(Dataset records)
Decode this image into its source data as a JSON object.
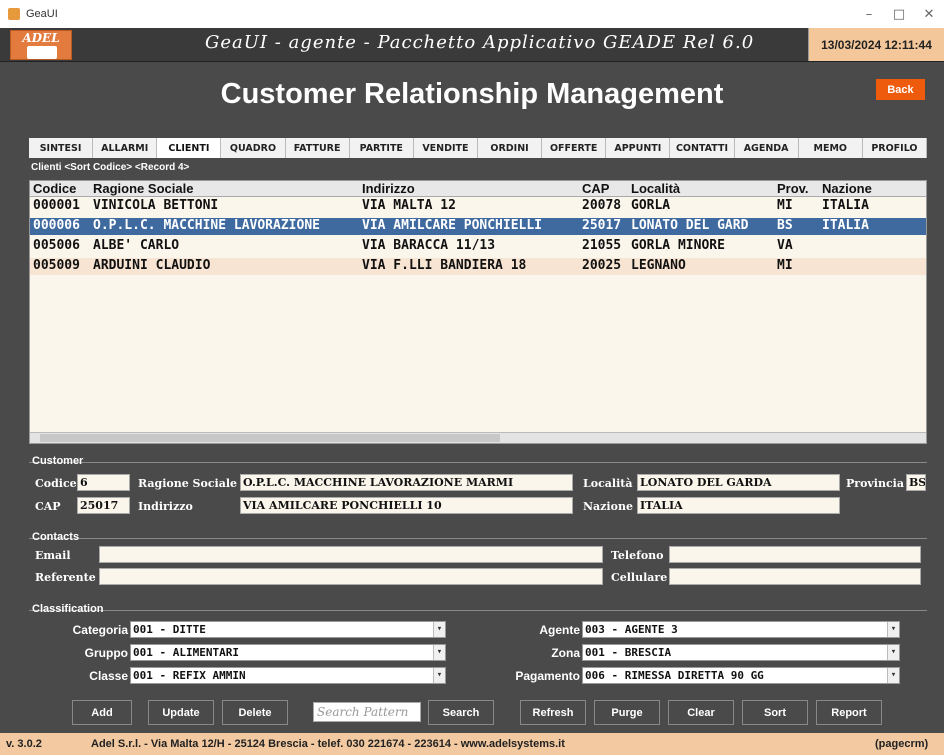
{
  "window": {
    "title": "GeaUI",
    "minimize": "–",
    "maximize": "□",
    "close": "✕"
  },
  "header": {
    "logo_text": "ADEL",
    "app_title": "GeaUI - agente - Pacchetto Applicativo GEADE Rel 6.0",
    "datetime": "13/03/2024 12:11:44"
  },
  "page_title": "Customer Relationship Management",
  "back_label": "Back",
  "tabs": [
    "SINTESI",
    "ALLARMI",
    "CLIENTI",
    "QUADRO",
    "FATTURE",
    "PARTITE",
    "VENDITE",
    "ORDINI",
    "OFFERTE",
    "APPUNTI",
    "CONTATTI",
    "AGENDA",
    "MEMO",
    "PROFILO"
  ],
  "active_tab": "CLIENTI",
  "list_header": "Clienti <Sort Codice> <Record 4>",
  "grid": {
    "columns": [
      "Codice",
      "Ragione Sociale",
      "Indirizzo",
      "CAP",
      "Località",
      "Prov.",
      "Nazione"
    ],
    "rows": [
      [
        "000001",
        "VINICOLA BETTONI",
        "VIA MALTA 12",
        "20078",
        "GORLA",
        "MI",
        "ITALIA"
      ],
      [
        "000006",
        "O.P.L.C. MACCHINE LAVORAZIONE",
        "VIA AMILCARE PONCHIELLI",
        "25017",
        "LONATO DEL GARD",
        "BS",
        "ITALIA"
      ],
      [
        "005006",
        "ALBE' CARLO",
        "VIA BARACCA 11/13",
        "21055",
        "GORLA MINORE",
        "VA",
        ""
      ],
      [
        "005009",
        "ARDUINI CLAUDIO",
        "VIA F.LLI BANDIERA 18",
        "20025",
        "LEGNANO",
        "MI",
        ""
      ]
    ],
    "selected_row": 1
  },
  "customer": {
    "section": "Customer",
    "codice_label": "Codice",
    "codice": "6",
    "ragione_label": "Ragione Sociale",
    "ragione": "O.P.L.C. MACCHINE LAVORAZIONE MARMI",
    "localita_label": "Località",
    "localita": "LONATO DEL GARDA",
    "provincia_label": "Provincia",
    "provincia": "BS",
    "cap_label": "CAP",
    "cap": "25017",
    "indirizzo_label": "Indirizzo",
    "indirizzo": "VIA AMILCARE PONCHIELLI 10",
    "nazione_label": "Nazione",
    "nazione": "ITALIA"
  },
  "contacts": {
    "section": "Contacts",
    "email_label": "Email",
    "email": "",
    "telefono_label": "Telefono",
    "telefono": "",
    "referente_label": "Referente",
    "referente": "",
    "cellulare_label": "Cellulare",
    "cellulare": ""
  },
  "classification": {
    "section": "Classification",
    "categoria_label": "Categoria",
    "categoria": "001 - DITTE",
    "gruppo_label": "Gruppo",
    "gruppo": "001 - ALIMENTARI",
    "classe_label": "Classe",
    "classe": "001 - REFIX AMMIN",
    "agente_label": "Agente",
    "agente": "003 - AGENTE 3",
    "zona_label": "Zona",
    "zona": "001 - BRESCIA",
    "pagamento_label": "Pagamento",
    "pagamento": "006 - RIMESSA DIRETTA 90 GG"
  },
  "buttons": {
    "add": "Add",
    "update": "Update",
    "delete": "Delete",
    "search_placeholder": "Search Pattern",
    "search": "Search",
    "refresh": "Refresh",
    "purge": "Purge",
    "clear": "Clear",
    "sort": "Sort",
    "report": "Report"
  },
  "footer": {
    "version": "v. 3.0.2",
    "company": "Adel S.r.l. - Via Malta 12/H - 25124 Brescia - telef. 030 221674 - 223614 - www.adelsystems.it",
    "page": "(pagecrm)"
  },
  "colors": {
    "accent": "#ef5b0c",
    "selection": "#3f6aa0",
    "background": "#4a4a4a",
    "footer": "#f2c9a0"
  }
}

◆ GIVEN TASK: Output each line exactly; omit every picture.

◆ WRITTEN SOLUTION:
Decode this image into its source data as a JSON object.
{
  "window": {
    "title": "GeaUI",
    "minimize": "–",
    "maximize": "□",
    "close": "✕"
  },
  "header": {
    "logo_text": "ADEL",
    "app_title": "GeaUI - agente - Pacchetto Applicativo GEADE Rel 6.0",
    "datetime": "13/03/2024 12:11:44"
  },
  "page_title": "Customer Relationship Management",
  "back_label": "Back",
  "tabs": [
    "SINTESI",
    "ALLARMI",
    "CLIENTI",
    "QUADRO",
    "FATTURE",
    "PARTITE",
    "VENDITE",
    "ORDINI",
    "OFFERTE",
    "APPUNTI",
    "CONTATTI",
    "AGENDA",
    "MEMO",
    "PROFILO"
  ],
  "active_tab": "CLIENTI",
  "list_header": "Clienti <Sort Codice> <Record 4>",
  "grid": {
    "columns": [
      "Codice",
      "Ragione Sociale",
      "Indirizzo",
      "CAP",
      "Località",
      "Prov.",
      "Nazione"
    ],
    "rows": [
      [
        "000001",
        "VINICOLA BETTONI",
        "VIA MALTA 12",
        "20078",
        "GORLA",
        "MI",
        "ITALIA"
      ],
      [
        "000006",
        "O.P.L.C. MACCHINE LAVORAZIONE",
        "VIA AMILCARE PONCHIELLI",
        "25017",
        "LONATO DEL GARD",
        "BS",
        "ITALIA"
      ],
      [
        "005006",
        "ALBE' CARLO",
        "VIA BARACCA 11/13",
        "21055",
        "GORLA MINORE",
        "VA",
        ""
      ],
      [
        "005009",
        "ARDUINI CLAUDIO",
        "VIA F.LLI BANDIERA 18",
        "20025",
        "LEGNANO",
        "MI",
        ""
      ]
    ],
    "selected_row": 1
  },
  "customer": {
    "section": "Customer",
    "codice_label": "Codice",
    "codice": "6",
    "ragione_label": "Ragione Sociale",
    "ragione": "O.P.L.C. MACCHINE LAVORAZIONE MARMI",
    "localita_label": "Località",
    "localita": "LONATO DEL GARDA",
    "provincia_label": "Provincia",
    "provincia": "BS",
    "cap_label": "CAP",
    "cap": "25017",
    "indirizzo_label": "Indirizzo",
    "indirizzo": "VIA AMILCARE PONCHIELLI 10",
    "nazione_label": "Nazione",
    "nazione": "ITALIA"
  },
  "contacts": {
    "section": "Contacts",
    "email_label": "Email",
    "email": "",
    "telefono_label": "Telefono",
    "telefono": "",
    "referente_label": "Referente",
    "referente": "",
    "cellulare_label": "Cellulare",
    "cellulare": ""
  },
  "classification": {
    "section": "Classification",
    "categoria_label": "Categoria",
    "categoria": "001 - DITTE",
    "gruppo_label": "Gruppo",
    "gruppo": "001 - ALIMENTARI",
    "classe_label": "Classe",
    "classe": "001 - REFIX AMMIN",
    "agente_label": "Agente",
    "agente": "003 - AGENTE 3",
    "zona_label": "Zona",
    "zona": "001 - BRESCIA",
    "pagamento_label": "Pagamento",
    "pagamento": "006 - RIMESSA DIRETTA 90 GG"
  },
  "buttons": {
    "add": "Add",
    "update": "Update",
    "delete": "Delete",
    "search_placeholder": "Search Pattern",
    "search": "Search",
    "refresh": "Refresh",
    "purge": "Purge",
    "clear": "Clear",
    "sort": "Sort",
    "report": "Report"
  },
  "footer": {
    "version": "v. 3.0.2",
    "company": "Adel S.r.l. - Via Malta 12/H - 25124 Brescia - telef. 030 221674 - 223614 - www.adelsystems.it",
    "page": "(pagecrm)"
  },
  "colors": {
    "accent": "#ef5b0c",
    "selection": "#3f6aa0",
    "background": "#4a4a4a",
    "footer": "#f2c9a0"
  }
}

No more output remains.